INSTRUCTION: Set down all of the entries word for word, omitting the images they contain.

Collection entries:
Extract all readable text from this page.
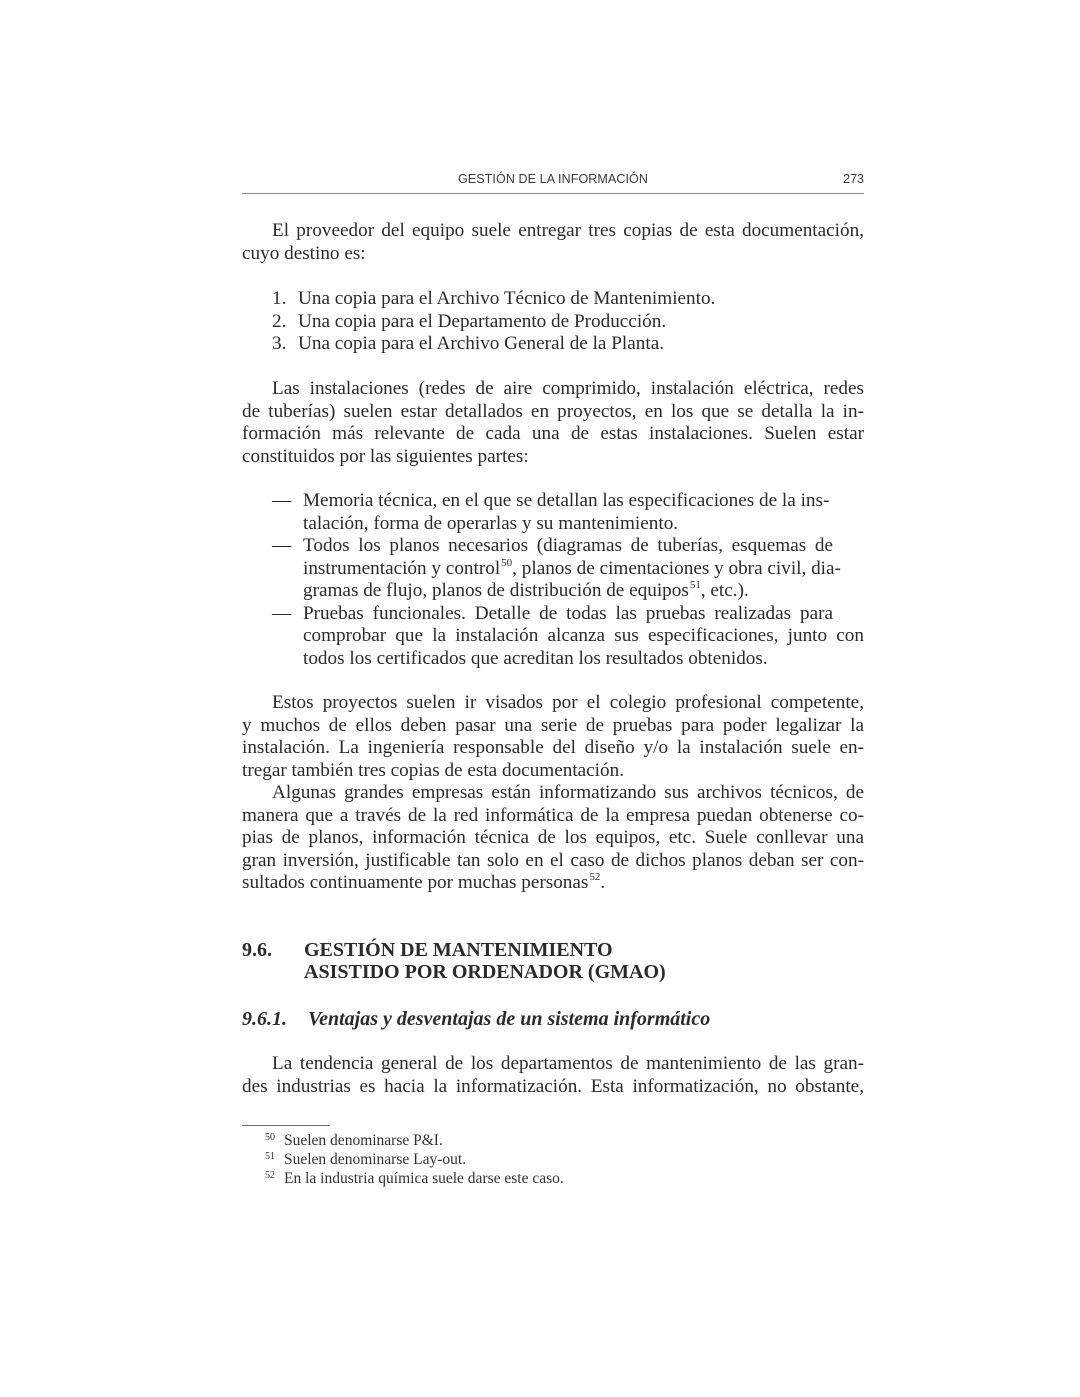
GESTIÓN DE LA INFORMACIÓN	273
El proveedor del equipo suele entregar tres copias de esta documentación,
cuyo destino es:
1. Una copia para el Archivo Técnico de Mantenimiento.
2. Una copia para el Departamento de Producción.
3. Una copia para el Archivo General de la Planta.
Las instalaciones (redes de aire comprimido, instalación eléctrica, redes
de tuberías) suelen estar detallados en proyectos, en los que se detalla la in-
formación más relevante de cada una de estas instalaciones. Suelen estar
constituidos por las siguientes partes:
— Memoria técnica, en el que se detallan las especificaciones de la ins-
talación, forma de operarlas y su mantenimiento.
— Todos los planos necesarios (diagramas de tuberías, esquemas de
instrumentación y control$^{50}$, planos de cimentaciones y obra civil, dia-
gramas de flujo, planos de distribución de equipos$^{51}$, etc.).
— Pruebas funcionales. Detalle de todas las pruebas realizadas para
comprobar que la instalación alcanza sus especificaciones, junto con
todos los certificados que acreditan los resultados obtenidos.
Estos proyectos suelen ir visados por el colegio profesional competente,
y muchos de ellos deben pasar una serie de pruebas para poder legalizar la
instalación. La ingeniería responsable del diseño y/o la instalación suele en-
tregar también tres copias de esta documentación.
Algunas grandes empresas están informatizando sus archivos técnicos, de
manera que a través de la red informática de la empresa puedan obtenerse co-
pias de planos, información técnica de los equipos, etc. Suele conllevar una
gran inversión, justificable tan solo en el caso de dichos planos deban ser con-
sultados continuamente por muchas personas$^{52}$.
9.6. GESTIÓN DE MANTENIMIENTO
ASISTIDO POR ORDENADOR (GMAO)
9.6.1. Ventajas y desventajas de un sistema informático
La tendencia general de los departamentos de mantenimiento de las gran-
des industrias es hacia la informatización. Esta informatización, no obstante,
50 Suelen denominarse P&I.
51 Suelen denominarse Lay-out.
52 En la industria química suele darse este caso.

PROBLEM SOLUTION:
Extract all readable text from this page.
GESTIÓN DE LA INFORMACIÓN	273
El proveedor del equipo suele entregar tres copias de esta documentación,
cuyo destino es:
1. Una copia para el Archivo Técnico de Mantenimiento.
2. Una copia para el Departamento de Producción.
3. Una copia para el Archivo General de la Planta.
Las instalaciones (redes de aire comprimido, instalación eléctrica, redes
de tuberías) suelen estar detallados en proyectos, en los que se detalla la in-
formación más relevante de cada una de estas instalaciones. Suelen estar
constituidos por las siguientes partes:
— Memoria técnica, en el que se detallan las especificaciones de la ins-
talación, forma de operarlas y su mantenimiento.
— Todos los planos necesarios (diagramas de tuberías, esquemas de
instrumentación y control$^{50}$, planos de cimentaciones y obra civil, dia-
gramas de flujo, planos de distribución de equipos$^{51}$, etc.).
— Pruebas funcionales. Detalle de todas las pruebas realizadas para
comprobar que la instalación alcanza sus especificaciones, junto con
todos los certificados que acreditan los resultados obtenidos.
Estos proyectos suelen ir visados por el colegio profesional competente,
y muchos de ellos deben pasar una serie de pruebas para poder legalizar la
instalación. La ingeniería responsable del diseño y/o la instalación suele en-
tregar también tres copias de esta documentación.
Algunas grandes empresas están informatizando sus archivos técnicos, de
manera que a través de la red informática de la empresa puedan obtenerse co-
pias de planos, información técnica de los equipos, etc. Suele conllevar una
gran inversión, justificable tan solo en el caso de dichos planos deban ser con-
sultados continuamente por muchas personas$^{52}$.
9.6. GESTIÓN DE MANTENIMIENTO
ASISTIDO POR ORDENADOR (GMAO)
9.6.1. Ventajas y desventajas de un sistema informático
La tendencia general de los departamentos de mantenimiento de las gran-
des industrias es hacia la informatización. Esta informatización, no obstante,
50 Suelen denominarse P&I.
51 Suelen denominarse Lay-out.
52 En la industria química suele darse este caso.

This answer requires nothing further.